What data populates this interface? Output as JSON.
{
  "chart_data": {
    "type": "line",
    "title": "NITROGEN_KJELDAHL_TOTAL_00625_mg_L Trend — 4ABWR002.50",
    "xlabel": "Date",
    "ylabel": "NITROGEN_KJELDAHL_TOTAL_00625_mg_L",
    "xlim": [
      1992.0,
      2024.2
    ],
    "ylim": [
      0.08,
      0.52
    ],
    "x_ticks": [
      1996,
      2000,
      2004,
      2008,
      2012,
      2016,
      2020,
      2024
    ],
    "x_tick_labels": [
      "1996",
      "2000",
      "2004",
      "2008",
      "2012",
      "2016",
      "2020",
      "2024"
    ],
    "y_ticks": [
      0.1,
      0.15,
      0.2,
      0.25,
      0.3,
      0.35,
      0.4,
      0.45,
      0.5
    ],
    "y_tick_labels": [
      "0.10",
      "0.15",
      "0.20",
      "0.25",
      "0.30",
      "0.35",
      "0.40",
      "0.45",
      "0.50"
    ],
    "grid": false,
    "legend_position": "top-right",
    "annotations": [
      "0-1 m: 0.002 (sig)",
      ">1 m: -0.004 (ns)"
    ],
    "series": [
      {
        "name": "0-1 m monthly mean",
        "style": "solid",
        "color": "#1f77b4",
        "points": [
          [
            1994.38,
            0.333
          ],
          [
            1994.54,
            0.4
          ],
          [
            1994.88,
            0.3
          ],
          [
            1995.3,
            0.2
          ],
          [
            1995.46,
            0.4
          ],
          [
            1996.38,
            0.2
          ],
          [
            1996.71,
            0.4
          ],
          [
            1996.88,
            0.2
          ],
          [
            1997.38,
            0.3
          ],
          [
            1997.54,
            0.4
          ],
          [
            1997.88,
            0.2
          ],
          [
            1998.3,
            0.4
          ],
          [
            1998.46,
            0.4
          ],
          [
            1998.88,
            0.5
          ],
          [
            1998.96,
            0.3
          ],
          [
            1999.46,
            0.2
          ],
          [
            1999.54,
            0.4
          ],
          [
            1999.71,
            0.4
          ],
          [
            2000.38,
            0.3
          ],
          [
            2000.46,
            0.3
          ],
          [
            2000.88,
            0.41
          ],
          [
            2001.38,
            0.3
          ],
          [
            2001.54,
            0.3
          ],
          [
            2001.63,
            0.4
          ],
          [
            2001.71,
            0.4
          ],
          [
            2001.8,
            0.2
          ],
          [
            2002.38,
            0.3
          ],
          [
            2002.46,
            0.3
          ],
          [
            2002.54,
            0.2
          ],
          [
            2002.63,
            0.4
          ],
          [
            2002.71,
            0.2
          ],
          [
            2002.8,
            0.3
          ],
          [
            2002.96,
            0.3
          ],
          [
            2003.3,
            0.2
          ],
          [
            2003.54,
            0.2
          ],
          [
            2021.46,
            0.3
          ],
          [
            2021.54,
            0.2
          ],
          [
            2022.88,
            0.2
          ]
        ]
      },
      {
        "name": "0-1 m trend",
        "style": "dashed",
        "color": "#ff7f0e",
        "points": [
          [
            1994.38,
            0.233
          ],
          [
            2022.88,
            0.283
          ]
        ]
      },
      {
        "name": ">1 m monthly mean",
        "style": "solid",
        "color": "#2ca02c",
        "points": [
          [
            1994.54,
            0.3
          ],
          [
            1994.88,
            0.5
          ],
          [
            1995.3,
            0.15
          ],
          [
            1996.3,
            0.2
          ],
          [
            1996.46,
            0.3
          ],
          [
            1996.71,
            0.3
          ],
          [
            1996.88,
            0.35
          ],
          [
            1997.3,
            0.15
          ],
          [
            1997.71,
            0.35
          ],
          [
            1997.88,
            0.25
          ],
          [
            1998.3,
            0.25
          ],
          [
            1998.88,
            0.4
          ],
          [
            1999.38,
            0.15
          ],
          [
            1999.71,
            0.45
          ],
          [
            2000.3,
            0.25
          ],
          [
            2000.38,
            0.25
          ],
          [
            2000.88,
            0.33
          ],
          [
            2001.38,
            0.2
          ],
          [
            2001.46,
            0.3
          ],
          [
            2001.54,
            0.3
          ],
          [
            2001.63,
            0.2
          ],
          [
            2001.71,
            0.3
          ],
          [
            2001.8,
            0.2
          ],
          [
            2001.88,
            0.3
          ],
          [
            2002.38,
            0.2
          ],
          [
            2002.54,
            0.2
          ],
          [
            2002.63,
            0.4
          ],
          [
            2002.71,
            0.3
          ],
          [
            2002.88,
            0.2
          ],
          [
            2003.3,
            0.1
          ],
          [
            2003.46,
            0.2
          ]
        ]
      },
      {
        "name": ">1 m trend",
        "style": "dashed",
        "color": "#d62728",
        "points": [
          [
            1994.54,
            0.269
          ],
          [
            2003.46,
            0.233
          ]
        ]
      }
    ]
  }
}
───
§ EXERCISE PROMPT
Every line in the data above that contains "color" needs to be copied.

§ REPLY TO THE EXERCISE
        "color": "#1f77b4",
        "color": "#ff7f0e",
        "color": "#2ca02c",
        "color": "#d62728",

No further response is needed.